Record extracts >>

━━━━━━━━

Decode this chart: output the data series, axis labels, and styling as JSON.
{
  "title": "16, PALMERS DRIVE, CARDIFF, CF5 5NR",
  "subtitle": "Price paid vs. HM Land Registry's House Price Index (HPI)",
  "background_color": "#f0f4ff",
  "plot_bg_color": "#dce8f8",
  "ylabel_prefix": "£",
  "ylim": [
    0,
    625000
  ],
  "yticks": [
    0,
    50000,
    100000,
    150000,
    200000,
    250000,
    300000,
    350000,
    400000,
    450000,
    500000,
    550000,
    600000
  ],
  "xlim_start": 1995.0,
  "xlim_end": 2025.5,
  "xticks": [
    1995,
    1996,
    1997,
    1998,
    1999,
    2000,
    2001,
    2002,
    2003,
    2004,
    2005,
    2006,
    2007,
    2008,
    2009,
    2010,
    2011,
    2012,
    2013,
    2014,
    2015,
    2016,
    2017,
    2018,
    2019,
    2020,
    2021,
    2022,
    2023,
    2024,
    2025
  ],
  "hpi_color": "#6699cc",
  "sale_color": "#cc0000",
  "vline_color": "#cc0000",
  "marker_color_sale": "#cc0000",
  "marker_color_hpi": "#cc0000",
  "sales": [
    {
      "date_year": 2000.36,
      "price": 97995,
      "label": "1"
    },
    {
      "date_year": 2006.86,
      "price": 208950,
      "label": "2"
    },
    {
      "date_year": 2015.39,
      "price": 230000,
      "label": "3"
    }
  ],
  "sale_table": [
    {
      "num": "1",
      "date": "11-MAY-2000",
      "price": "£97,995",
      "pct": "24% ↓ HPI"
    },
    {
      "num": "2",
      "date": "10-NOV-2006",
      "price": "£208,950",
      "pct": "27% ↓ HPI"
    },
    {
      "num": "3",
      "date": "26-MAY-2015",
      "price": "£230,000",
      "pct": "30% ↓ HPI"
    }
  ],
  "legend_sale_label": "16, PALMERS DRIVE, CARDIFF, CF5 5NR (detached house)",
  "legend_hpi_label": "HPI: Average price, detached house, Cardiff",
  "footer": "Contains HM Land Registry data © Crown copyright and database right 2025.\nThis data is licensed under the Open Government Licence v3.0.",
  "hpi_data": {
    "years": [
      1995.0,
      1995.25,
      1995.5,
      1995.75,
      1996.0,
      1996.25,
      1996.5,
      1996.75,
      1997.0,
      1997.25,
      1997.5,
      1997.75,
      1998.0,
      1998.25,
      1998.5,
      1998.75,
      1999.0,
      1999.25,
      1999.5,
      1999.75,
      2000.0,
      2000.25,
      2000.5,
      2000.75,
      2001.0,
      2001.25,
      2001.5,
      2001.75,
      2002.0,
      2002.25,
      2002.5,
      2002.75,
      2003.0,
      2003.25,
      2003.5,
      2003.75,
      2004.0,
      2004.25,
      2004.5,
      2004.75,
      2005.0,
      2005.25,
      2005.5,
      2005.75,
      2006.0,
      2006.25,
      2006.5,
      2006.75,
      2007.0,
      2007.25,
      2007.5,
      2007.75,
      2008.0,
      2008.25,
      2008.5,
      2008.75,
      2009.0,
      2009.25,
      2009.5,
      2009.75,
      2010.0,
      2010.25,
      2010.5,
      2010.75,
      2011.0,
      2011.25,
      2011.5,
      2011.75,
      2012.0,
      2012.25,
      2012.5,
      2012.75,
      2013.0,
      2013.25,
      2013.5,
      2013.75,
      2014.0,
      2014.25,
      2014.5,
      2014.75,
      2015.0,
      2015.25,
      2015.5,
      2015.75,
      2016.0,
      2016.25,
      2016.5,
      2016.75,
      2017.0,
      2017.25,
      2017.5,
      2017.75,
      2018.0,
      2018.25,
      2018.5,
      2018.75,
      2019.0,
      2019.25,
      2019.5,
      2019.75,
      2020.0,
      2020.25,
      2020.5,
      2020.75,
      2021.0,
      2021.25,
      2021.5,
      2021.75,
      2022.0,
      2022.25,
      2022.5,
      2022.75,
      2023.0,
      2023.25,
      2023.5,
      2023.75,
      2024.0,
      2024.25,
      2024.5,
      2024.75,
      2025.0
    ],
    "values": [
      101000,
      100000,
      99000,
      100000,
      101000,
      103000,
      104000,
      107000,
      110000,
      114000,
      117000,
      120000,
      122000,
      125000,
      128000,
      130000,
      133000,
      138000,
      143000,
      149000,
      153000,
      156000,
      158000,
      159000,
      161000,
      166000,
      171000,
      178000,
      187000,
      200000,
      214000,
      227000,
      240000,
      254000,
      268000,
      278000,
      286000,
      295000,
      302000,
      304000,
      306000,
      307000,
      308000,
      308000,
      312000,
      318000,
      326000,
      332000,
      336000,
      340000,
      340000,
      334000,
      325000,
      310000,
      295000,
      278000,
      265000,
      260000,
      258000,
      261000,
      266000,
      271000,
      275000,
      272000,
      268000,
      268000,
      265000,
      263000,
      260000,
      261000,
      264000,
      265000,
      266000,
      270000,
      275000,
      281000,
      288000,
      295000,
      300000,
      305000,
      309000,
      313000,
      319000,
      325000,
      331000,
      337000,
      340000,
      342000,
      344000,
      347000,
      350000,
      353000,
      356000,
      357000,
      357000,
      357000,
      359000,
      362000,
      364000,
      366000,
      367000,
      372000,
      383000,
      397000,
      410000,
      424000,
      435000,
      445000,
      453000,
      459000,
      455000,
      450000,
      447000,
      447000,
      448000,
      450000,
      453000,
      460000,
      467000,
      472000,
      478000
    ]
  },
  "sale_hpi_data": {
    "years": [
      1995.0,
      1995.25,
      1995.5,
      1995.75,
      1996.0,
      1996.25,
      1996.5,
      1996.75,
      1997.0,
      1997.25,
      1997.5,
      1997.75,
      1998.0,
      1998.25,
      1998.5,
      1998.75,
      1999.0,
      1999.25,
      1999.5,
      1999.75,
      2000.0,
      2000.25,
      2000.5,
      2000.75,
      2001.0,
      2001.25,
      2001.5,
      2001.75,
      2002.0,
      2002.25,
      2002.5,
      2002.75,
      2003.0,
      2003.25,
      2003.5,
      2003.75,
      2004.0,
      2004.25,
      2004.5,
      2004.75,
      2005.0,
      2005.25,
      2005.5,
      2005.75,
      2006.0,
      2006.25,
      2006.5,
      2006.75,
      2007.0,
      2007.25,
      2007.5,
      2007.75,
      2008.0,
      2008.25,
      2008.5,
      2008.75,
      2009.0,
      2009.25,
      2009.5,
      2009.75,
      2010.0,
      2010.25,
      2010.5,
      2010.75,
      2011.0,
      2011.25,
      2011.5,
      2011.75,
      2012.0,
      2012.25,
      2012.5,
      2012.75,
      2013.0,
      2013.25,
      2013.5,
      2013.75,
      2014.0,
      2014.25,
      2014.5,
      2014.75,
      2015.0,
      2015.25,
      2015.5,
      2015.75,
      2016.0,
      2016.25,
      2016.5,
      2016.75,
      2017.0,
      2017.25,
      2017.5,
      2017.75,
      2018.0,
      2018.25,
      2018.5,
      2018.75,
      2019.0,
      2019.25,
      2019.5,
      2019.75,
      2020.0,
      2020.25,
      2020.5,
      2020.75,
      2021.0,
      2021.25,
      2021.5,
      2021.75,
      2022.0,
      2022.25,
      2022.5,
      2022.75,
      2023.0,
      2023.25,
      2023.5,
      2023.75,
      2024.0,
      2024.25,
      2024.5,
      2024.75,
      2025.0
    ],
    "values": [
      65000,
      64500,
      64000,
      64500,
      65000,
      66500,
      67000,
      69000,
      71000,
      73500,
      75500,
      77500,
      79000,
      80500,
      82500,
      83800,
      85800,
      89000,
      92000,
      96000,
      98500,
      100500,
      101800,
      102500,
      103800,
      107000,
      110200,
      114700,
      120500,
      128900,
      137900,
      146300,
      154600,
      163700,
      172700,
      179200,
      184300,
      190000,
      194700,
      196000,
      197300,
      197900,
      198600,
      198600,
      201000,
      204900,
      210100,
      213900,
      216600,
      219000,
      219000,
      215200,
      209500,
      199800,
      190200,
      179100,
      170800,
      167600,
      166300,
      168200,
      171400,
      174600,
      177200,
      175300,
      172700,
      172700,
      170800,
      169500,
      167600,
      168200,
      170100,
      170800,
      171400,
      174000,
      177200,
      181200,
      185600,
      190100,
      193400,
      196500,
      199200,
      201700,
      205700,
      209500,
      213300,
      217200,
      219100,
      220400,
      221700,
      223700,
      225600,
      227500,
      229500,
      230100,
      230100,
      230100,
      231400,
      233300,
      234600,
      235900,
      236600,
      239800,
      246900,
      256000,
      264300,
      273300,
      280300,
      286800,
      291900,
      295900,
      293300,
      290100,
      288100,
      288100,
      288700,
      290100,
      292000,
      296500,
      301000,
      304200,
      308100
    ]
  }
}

━━━━━━━━

Exactly how many lines of the listing above contain the string "Land"? Give no more than the number.

2